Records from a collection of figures
* START *
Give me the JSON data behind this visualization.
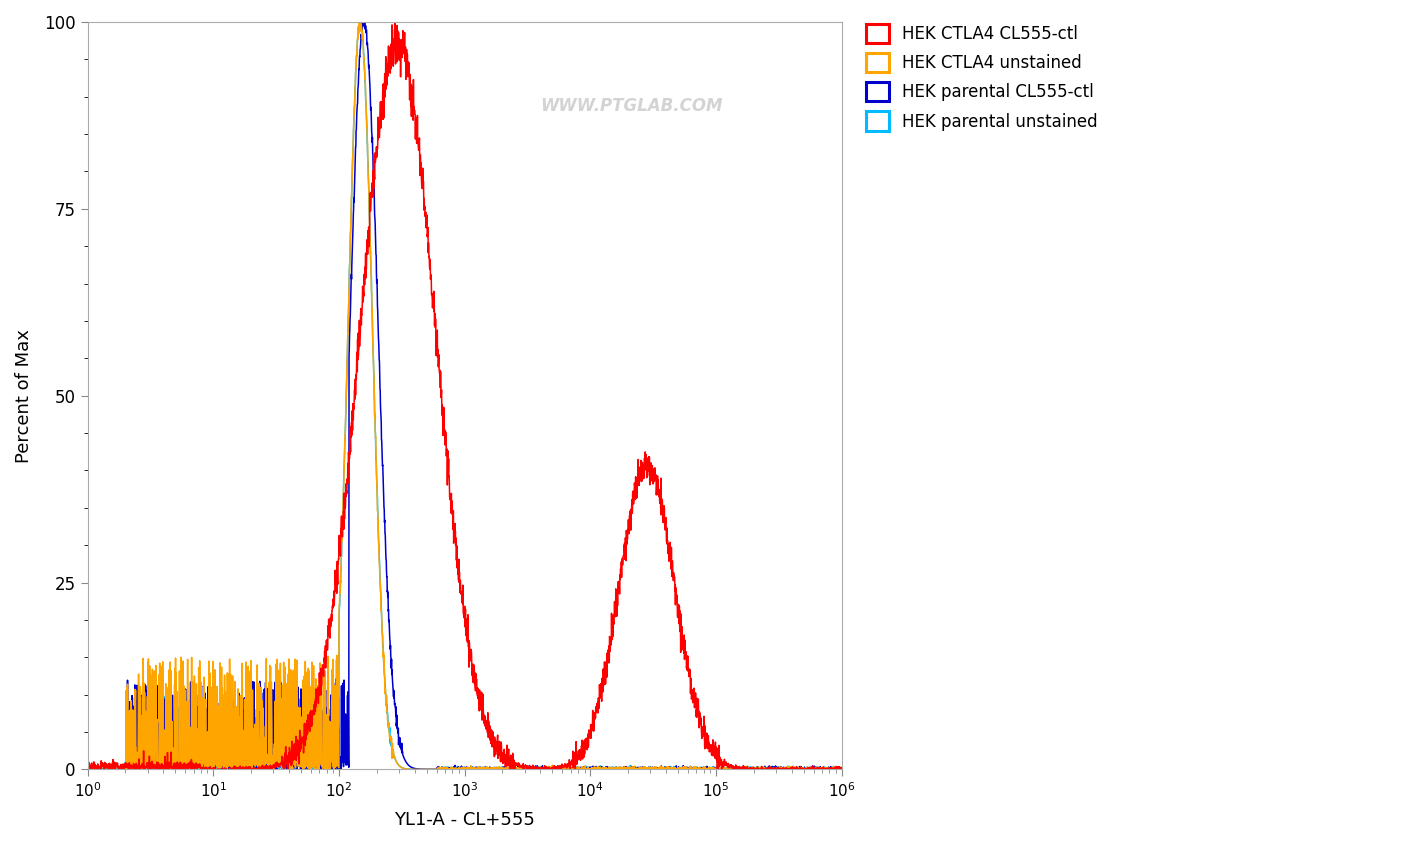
{
  "xlabel": "YL1-A - CL+555",
  "ylabel": "Percent of Max",
  "watermark": "WWW.PTGLAB.COM",
  "ylim": [
    0,
    100
  ],
  "yticks": [
    0,
    25,
    50,
    75,
    100
  ],
  "legend_entries": [
    {
      "label": "HEK CTLA4 CL555-ctl",
      "color": "#FF0000"
    },
    {
      "label": "HEK CTLA4 unstained",
      "color": "#FFA500"
    },
    {
      "label": "HEK parental CL555-ctl",
      "color": "#0000CC"
    },
    {
      "label": "HEK parental unstained",
      "color": "#00BBFF"
    }
  ],
  "background_color": "#FFFFFF",
  "line_width": 1.1,
  "seed": 42
}
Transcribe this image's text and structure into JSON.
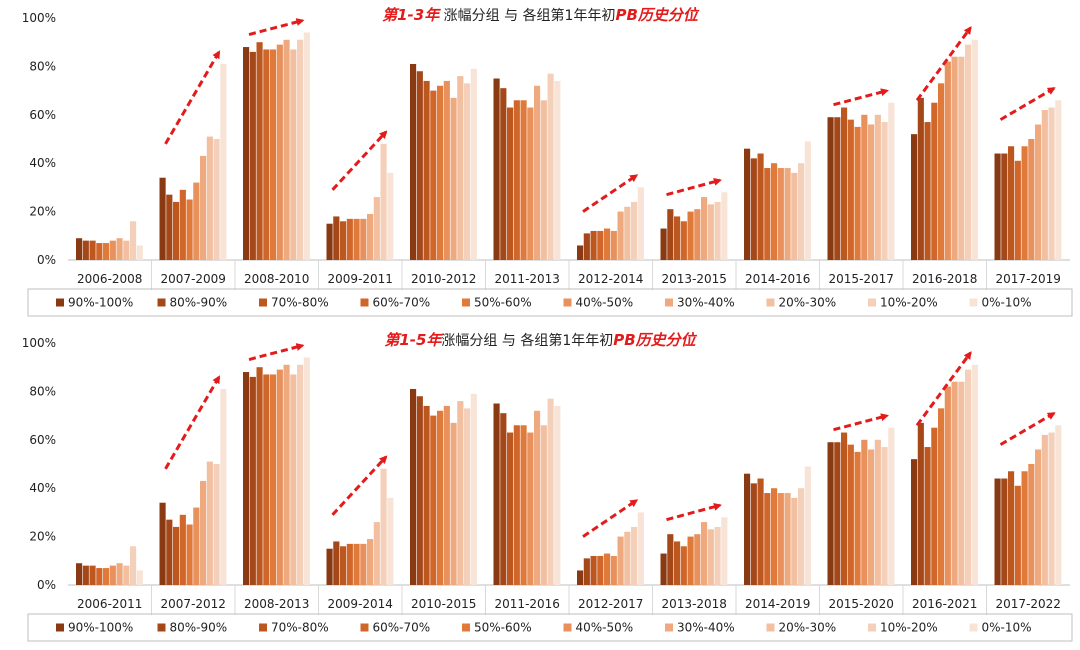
{
  "colors": [
    "#8a3a12",
    "#a4481a",
    "#bc5720",
    "#d1662a",
    "#e07a3a",
    "#e8915c",
    "#eeaa7e",
    "#f2c0a0",
    "#f4d0ba",
    "#f8e3d7"
  ],
  "arrow_color": "#e31b1b",
  "chart_data": [
    {
      "type": "bar",
      "title_parts": [
        {
          "text": "第1-3年",
          "style": "red"
        },
        {
          "text": " 涨幅分组 与 各组第1年年初",
          "style": "black"
        },
        {
          "text": "PB历史分位",
          "style": "red"
        }
      ],
      "ylim": [
        0,
        100
      ],
      "yticks": [
        "0%",
        "20%",
        "40%",
        "60%",
        "80%",
        "100%"
      ],
      "grid": false,
      "legend_position": "bottom",
      "categories": [
        "2006-2008",
        "2007-2009",
        "2008-2010",
        "2009-2011",
        "2010-2012",
        "2011-2013",
        "2012-2014",
        "2013-2015",
        "2014-2016",
        "2015-2017",
        "2016-2018",
        "2017-2019"
      ],
      "arrows": [
        "2007-2009",
        "2008-2010",
        "2009-2011",
        "2012-2014",
        "2013-2015",
        "2015-2017",
        "2016-2018",
        "2017-2019"
      ],
      "series": [
        {
          "name": "90%-100%",
          "values": [
            9,
            34,
            88,
            15,
            81,
            75,
            6,
            13,
            46,
            59,
            52,
            44
          ]
        },
        {
          "name": "80%-90%",
          "values": [
            8,
            27,
            86,
            18,
            78,
            71,
            11,
            21,
            42,
            59,
            67,
            44
          ]
        },
        {
          "name": "70%-80%",
          "values": [
            8,
            24,
            90,
            16,
            74,
            63,
            12,
            18,
            44,
            63,
            57,
            47
          ]
        },
        {
          "name": "60%-70%",
          "values": [
            7,
            29,
            87,
            17,
            70,
            66,
            12,
            16,
            38,
            58,
            65,
            41
          ]
        },
        {
          "name": "50%-60%",
          "values": [
            7,
            25,
            87,
            17,
            72,
            66,
            13,
            20,
            40,
            55,
            73,
            47
          ]
        },
        {
          "name": "40%-50%",
          "values": [
            8,
            32,
            89,
            17,
            74,
            63,
            12,
            21,
            38,
            60,
            82,
            50
          ]
        },
        {
          "name": "30%-40%",
          "values": [
            9,
            43,
            91,
            19,
            67,
            72,
            20,
            26,
            38,
            56,
            84,
            56
          ]
        },
        {
          "name": "20%-30%",
          "values": [
            8,
            51,
            87,
            26,
            76,
            66,
            22,
            23,
            36,
            60,
            84,
            62
          ]
        },
        {
          "name": "10%-20%",
          "values": [
            16,
            50,
            91,
            48,
            73,
            77,
            24,
            24,
            40,
            57,
            89,
            63
          ]
        },
        {
          "name": "0%-10%",
          "values": [
            6,
            81,
            94,
            36,
            79,
            74,
            30,
            28,
            49,
            65,
            91,
            66
          ]
        }
      ]
    },
    {
      "type": "bar",
      "title_parts": [
        {
          "text": "第1-5年",
          "style": "red"
        },
        {
          "text": "涨幅分组 与 各组第1年年初",
          "style": "black"
        },
        {
          "text": "PB历史分位",
          "style": "red"
        }
      ],
      "ylim": [
        0,
        100
      ],
      "yticks": [
        "0%",
        "20%",
        "40%",
        "60%",
        "80%",
        "100%"
      ],
      "grid": false,
      "legend_position": "bottom",
      "categories": [
        "2006-2011",
        "2007-2012",
        "2008-2013",
        "2009-2014",
        "2010-2015",
        "2011-2016",
        "2012-2017",
        "2013-2018",
        "2014-2019",
        "2015-2020",
        "2016-2021",
        "2017-2022"
      ],
      "arrows": [
        "2007-2012",
        "2008-2013",
        "2009-2014",
        "2012-2017",
        "2013-2018",
        "2015-2020",
        "2016-2021",
        "2017-2022"
      ],
      "series": [
        {
          "name": "90%-100%",
          "values": [
            9,
            34,
            88,
            15,
            81,
            75,
            6,
            13,
            46,
            59,
            52,
            44
          ]
        },
        {
          "name": "80%-90%",
          "values": [
            8,
            27,
            86,
            18,
            78,
            71,
            11,
            21,
            42,
            59,
            67,
            44
          ]
        },
        {
          "name": "70%-80%",
          "values": [
            8,
            24,
            90,
            16,
            74,
            63,
            12,
            18,
            44,
            63,
            57,
            47
          ]
        },
        {
          "name": "60%-70%",
          "values": [
            7,
            29,
            87,
            17,
            70,
            66,
            12,
            16,
            38,
            58,
            65,
            41
          ]
        },
        {
          "name": "50%-60%",
          "values": [
            7,
            25,
            87,
            17,
            72,
            66,
            13,
            20,
            40,
            55,
            73,
            47
          ]
        },
        {
          "name": "40%-50%",
          "values": [
            8,
            32,
            89,
            17,
            74,
            63,
            12,
            21,
            38,
            60,
            82,
            50
          ]
        },
        {
          "name": "30%-40%",
          "values": [
            9,
            43,
            91,
            19,
            67,
            72,
            20,
            26,
            38,
            56,
            84,
            56
          ]
        },
        {
          "name": "20%-30%",
          "values": [
            8,
            51,
            87,
            26,
            76,
            66,
            22,
            23,
            36,
            60,
            84,
            62
          ]
        },
        {
          "name": "10%-20%",
          "values": [
            16,
            50,
            91,
            48,
            73,
            77,
            24,
            24,
            40,
            57,
            89,
            63
          ]
        },
        {
          "name": "0%-10%",
          "values": [
            6,
            81,
            94,
            36,
            79,
            74,
            30,
            28,
            49,
            65,
            91,
            66
          ]
        }
      ]
    }
  ]
}
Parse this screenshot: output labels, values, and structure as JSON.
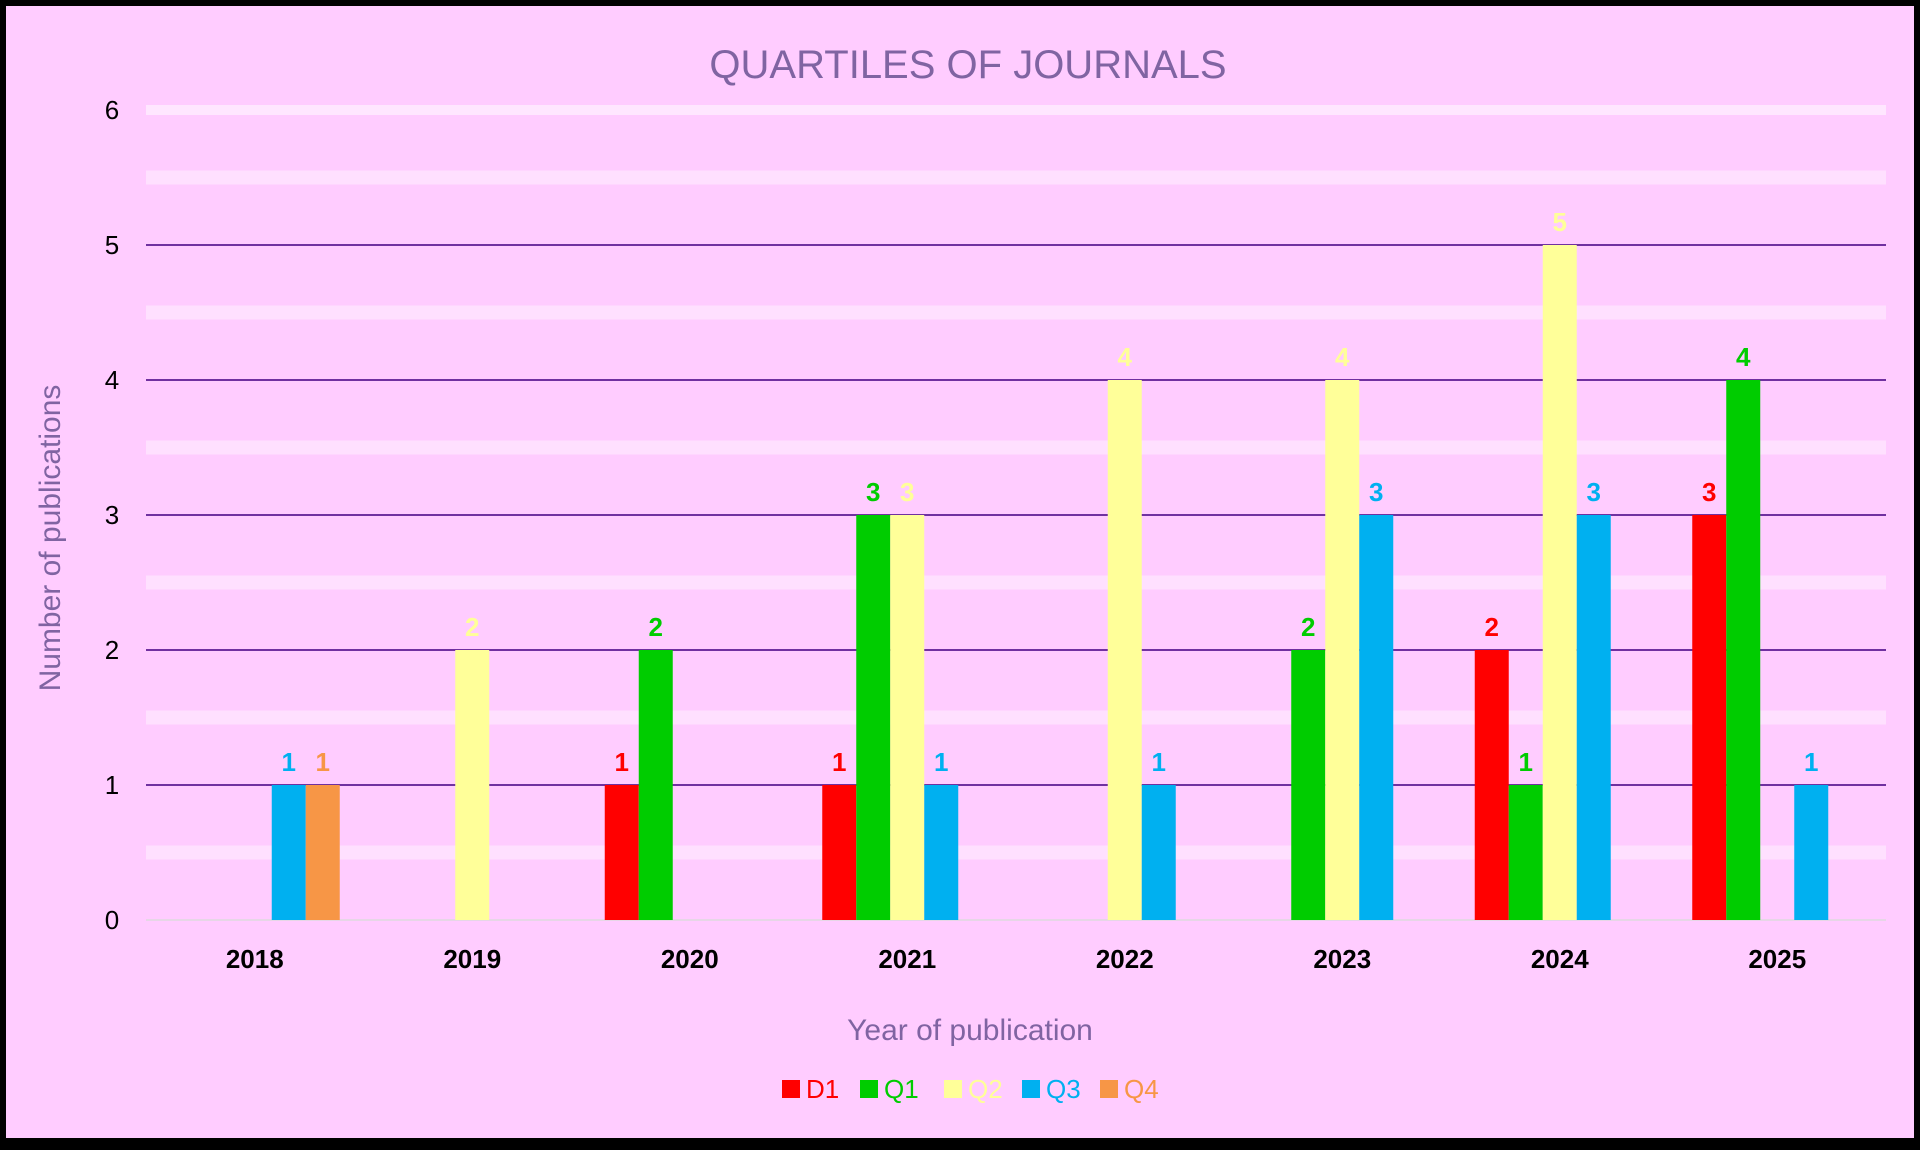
{
  "chart_data": {
    "type": "bar",
    "title": "QUARTILES OF JOURNALS",
    "xlabel": "Year of publication",
    "ylabel": "Number of publications",
    "categories": [
      "2018",
      "2019",
      "2020",
      "2021",
      "2022",
      "2023",
      "2024",
      "2025"
    ],
    "yticks": [
      "0",
      "1",
      "2",
      "3",
      "4",
      "5",
      "6"
    ],
    "ylim": [
      0,
      6
    ],
    "grid": true,
    "legend_position": "bottom",
    "series": [
      {
        "name": "D1",
        "color": "#FF0000",
        "values": [
          0,
          0,
          1,
          1,
          0,
          0,
          2,
          3
        ]
      },
      {
        "name": "Q1",
        "color": "#00CC00",
        "values": [
          0,
          0,
          2,
          3,
          0,
          2,
          1,
          4
        ]
      },
      {
        "name": "Q2",
        "color": "#FFFF99",
        "values": [
          0,
          2,
          0,
          3,
          4,
          4,
          5,
          0
        ]
      },
      {
        "name": "Q3",
        "color": "#00B0F0",
        "values": [
          1,
          0,
          0,
          1,
          1,
          3,
          3,
          1
        ]
      },
      {
        "name": "Q4",
        "color": "#F79646",
        "values": [
          1,
          0,
          0,
          0,
          0,
          0,
          0,
          0
        ]
      }
    ],
    "background_color": "#FFCCFF",
    "gridline_color": "#7030A0",
    "title_color": "#8064A2"
  }
}
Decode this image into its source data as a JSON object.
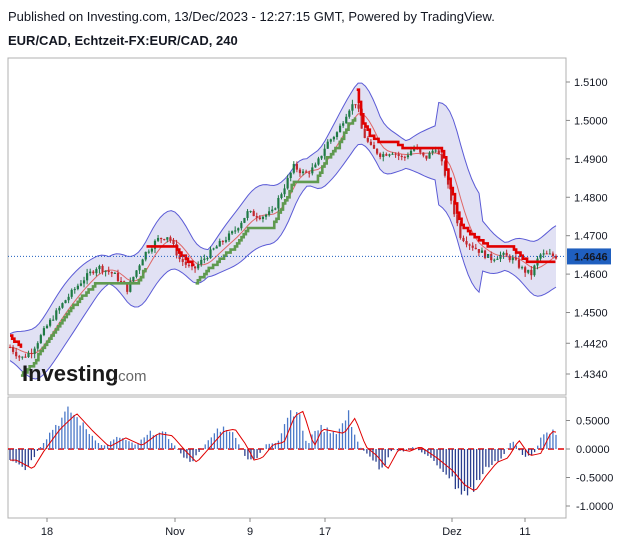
* END *
# WHAT YOU WILL DO
Reproduce the full listing faithfully, but do not carry over any pictures.

# RIGHT ANSWER
Give me the JSON data behind this visualization.
{
  "xlabel": "YL1-A - CL+555",
  "ylabel": "Percent of Max",
  "watermark": "WWW.PTGLAB.COM",
  "ylim": [
    0,
    100
  ],
  "yticks": [
    0,
    25,
    50,
    75,
    100
  ],
  "legend_entries": [
    {
      "label": "HEK CTLA4 CL555-ctl",
      "color": "#FF0000"
    },
    {
      "label": "HEK CTLA4 unstained",
      "color": "#FFA500"
    },
    {
      "label": "HEK parental CL555-ctl",
      "color": "#0000CC"
    },
    {
      "label": "HEK parental unstained",
      "color": "#00BBFF"
    }
  ],
  "background_color": "#FFFFFF",
  "line_width": 1.1,
  "seed": 42
}
Transcribe this image's text and structure into JSON.
{
  "colors": [
    "#8a3a12",
    "#a4481a",
    "#bc5720",
    "#d1662a",
    "#e07a3a",
    "#e8915c",
    "#eeaa7e",
    "#f2c0a0",
    "#f4d0ba",
    "#f8e3d7"
  ],
  "arrow_color": "#e31b1b",
  "chart_data": [
    {
      "type": "bar",
      "title_parts": [
        {
          "text": "第1-3年",
          "style": "red"
        },
        {
          "text": " 涨幅分组 与 各组第1年年初",
          "style": "black"
        },
        {
          "text": "PB历史分位",
          "style": "red"
        }
      ],
      "ylim": [
        0,
        100
      ],
      "yticks": [
        "0%",
        "20%",
        "40%",
        "60%",
        "80%",
        "100%"
      ],
      "grid": false,
      "legend_position": "bottom",
      "categories": [
        "2006-2008",
        "2007-2009",
        "2008-2010",
        "2009-2011",
        "2010-2012",
        "2011-2013",
        "2012-2014",
        "2013-2015",
        "2014-2016",
        "2015-2017",
        "2016-2018",
        "2017-2019"
      ],
      "arrows": [
        "2007-2009",
        "2008-2010",
        "2009-2011",
        "2012-2014",
        "2013-2015",
        "2015-2017",
        "2016-2018",
        "2017-2019"
      ],
      "series": [
        {
          "name": "90%-100%",
          "values": [
            9,
            34,
            88,
            15,
            81,
            75,
            6,
            13,
            46,
            59,
            52,
            44
          ]
        },
        {
          "name": "80%-90%",
          "values": [
            8,
            27,
            86,
            18,
            78,
            71,
            11,
            21,
            42,
            59,
            67,
            44
          ]
        },
        {
          "name": "70%-80%",
          "values": [
            8,
            24,
            90,
            16,
            74,
            63,
            12,
            18,
            44,
            63,
            57,
            47
          ]
        },
        {
          "name": "60%-70%",
          "values": [
            7,
            29,
            87,
            17,
            70,
            66,
            12,
            16,
            38,
            58,
            65,
            41
          ]
        },
        {
          "name": "50%-60%",
          "values": [
            7,
            25,
            87,
            17,
            72,
            66,
            13,
            20,
            40,
            55,
            73,
            47
          ]
        },
        {
          "name": "40%-50%",
          "values": [
            8,
            32,
            89,
            17,
            74,
            63,
            12,
            21,
            38,
            60,
            82,
            50
          ]
        },
        {
          "name": "30%-40%",
          "values": [
            9,
            43,
            91,
            19,
            67,
            72,
            20,
            26,
            38,
            56,
            84,
            56
          ]
        },
        {
          "name": "20%-30%",
          "values": [
            8,
            51,
            87,
            26,
            76,
            66,
            22,
            23,
            36,
            60,
            84,
            62
          ]
        },
        {
          "name": "10%-20%",
          "values": [
            16,
            50,
            91,
            48,
            73,
            77,
            24,
            24,
            40,
            57,
            89,
            63
          ]
        },
        {
          "name": "0%-10%",
          "values": [
            6,
            81,
            94,
            36,
            79,
            74,
            30,
            28,
            49,
            65,
            91,
            66
          ]
        }
      ]
    },
    {
      "type": "bar",
      "title_parts": [
        {
          "text": "第1-5年",
          "style": "red"
        },
        {
          "text": "涨幅分组 与 各组第1年年初",
          "style": "black"
        },
        {
          "text": "PB历史分位",
          "style": "red"
        }
      ],
      "ylim": [
        0,
        100
      ],
      "yticks": [
        "0%",
        "20%",
        "40%",
        "60%",
        "80%",
        "100%"
      ],
      "grid": false,
      "legend_position": "bottom",
      "categories": [
        "2006-2011",
        "2007-2012",
        "2008-2013",
        "2009-2014",
        "2010-2015",
        "2011-2016",
        "2012-2017",
        "2013-2018",
        "2014-2019",
        "2015-2020",
        "2016-2021",
        "2017-2022"
      ],
      "arrows": [
        "2007-2012",
        "2008-2013",
        "2009-2014",
        "2012-2017",
        "2013-2018",
        "2015-2020",
        "2016-2021",
        "2017-2022"
      ],
      "series": [
        {
          "name": "90%-100%",
          "values": [
            9,
            34,
            88,
            15,
            81,
            75,
            6,
            13,
            46,
            59,
            52,
            44
          ]
        },
        {
          "name": "80%-90%",
          "values": [
            8,
            27,
            86,
            18,
            78,
            71,
            11,
            21,
            42,
            59,
            67,
            44
          ]
        },
        {
          "name": "70%-80%",
          "values": [
            8,
            24,
            90,
            16,
            74,
            63,
            12,
            18,
            44,
            63,
            57,
            47
          ]
        },
        {
          "name": "60%-70%",
          "values": [
            7,
            29,
            87,
            17,
            70,
            66,
            12,
            16,
            38,
            58,
            65,
            41
          ]
        },
        {
          "name": "50%-60%",
          "values": [
            7,
            25,
            87,
            17,
            72,
            66,
            13,
            20,
            40,
            55,
            73,
            47
          ]
        },
        {
          "name": "40%-50%",
          "values": [
            8,
            32,
            89,
            17,
            74,
            63,
            12,
            21,
            38,
            60,
            82,
            50
          ]
        },
        {
          "name": "30%-40%",
          "values": [
            9,
            43,
            91,
            19,
            67,
            72,
            20,
            26,
            38,
            56,
            84,
            56
          ]
        },
        {
          "name": "20%-30%",
          "values": [
            8,
            51,
            87,
            26,
            76,
            66,
            22,
            23,
            36,
            60,
            84,
            62
          ]
        },
        {
          "name": "10%-20%",
          "values": [
            16,
            50,
            91,
            48,
            73,
            77,
            24,
            24,
            40,
            57,
            89,
            63
          ]
        },
        {
          "name": "0%-10%",
          "values": [
            6,
            81,
            94,
            36,
            79,
            74,
            30,
            28,
            49,
            65,
            91,
            66
          ]
        }
      ]
    }
  ]
}
Parse this screenshot: output labels, values, and structure as JSON.
{
  "chart_data": {
    "type": "bar",
    "title": "QUARTILES OF JOURNALS",
    "xlabel": "Year of publication",
    "ylabel": "Number of publications",
    "categories": [
      "2018",
      "2019",
      "2020",
      "2021",
      "2022",
      "2023",
      "2024",
      "2025"
    ],
    "yticks": [
      "0",
      "1",
      "2",
      "3",
      "4",
      "5",
      "6"
    ],
    "ylim": [
      0,
      6
    ],
    "grid": true,
    "legend_position": "bottom",
    "series": [
      {
        "name": "D1",
        "color": "#FF0000",
        "values": [
          0,
          0,
          1,
          1,
          0,
          0,
          2,
          3
        ]
      },
      {
        "name": "Q1",
        "color": "#00CC00",
        "values": [
          0,
          0,
          2,
          3,
          0,
          2,
          1,
          4
        ]
      },
      {
        "name": "Q2",
        "color": "#FFFF99",
        "values": [
          0,
          2,
          0,
          3,
          4,
          4,
          5,
          0
        ]
      },
      {
        "name": "Q3",
        "color": "#00B0F0",
        "values": [
          1,
          0,
          0,
          1,
          1,
          3,
          3,
          1
        ]
      },
      {
        "name": "Q4",
        "color": "#F79646",
        "values": [
          1,
          0,
          0,
          0,
          0,
          0,
          0,
          0
        ]
      }
    ],
    "background_color": "#FFCCFF",
    "gridline_color": "#7030A0",
    "title_color": "#8064A2"
  }
}
Decode this image into its source data as a JSON object.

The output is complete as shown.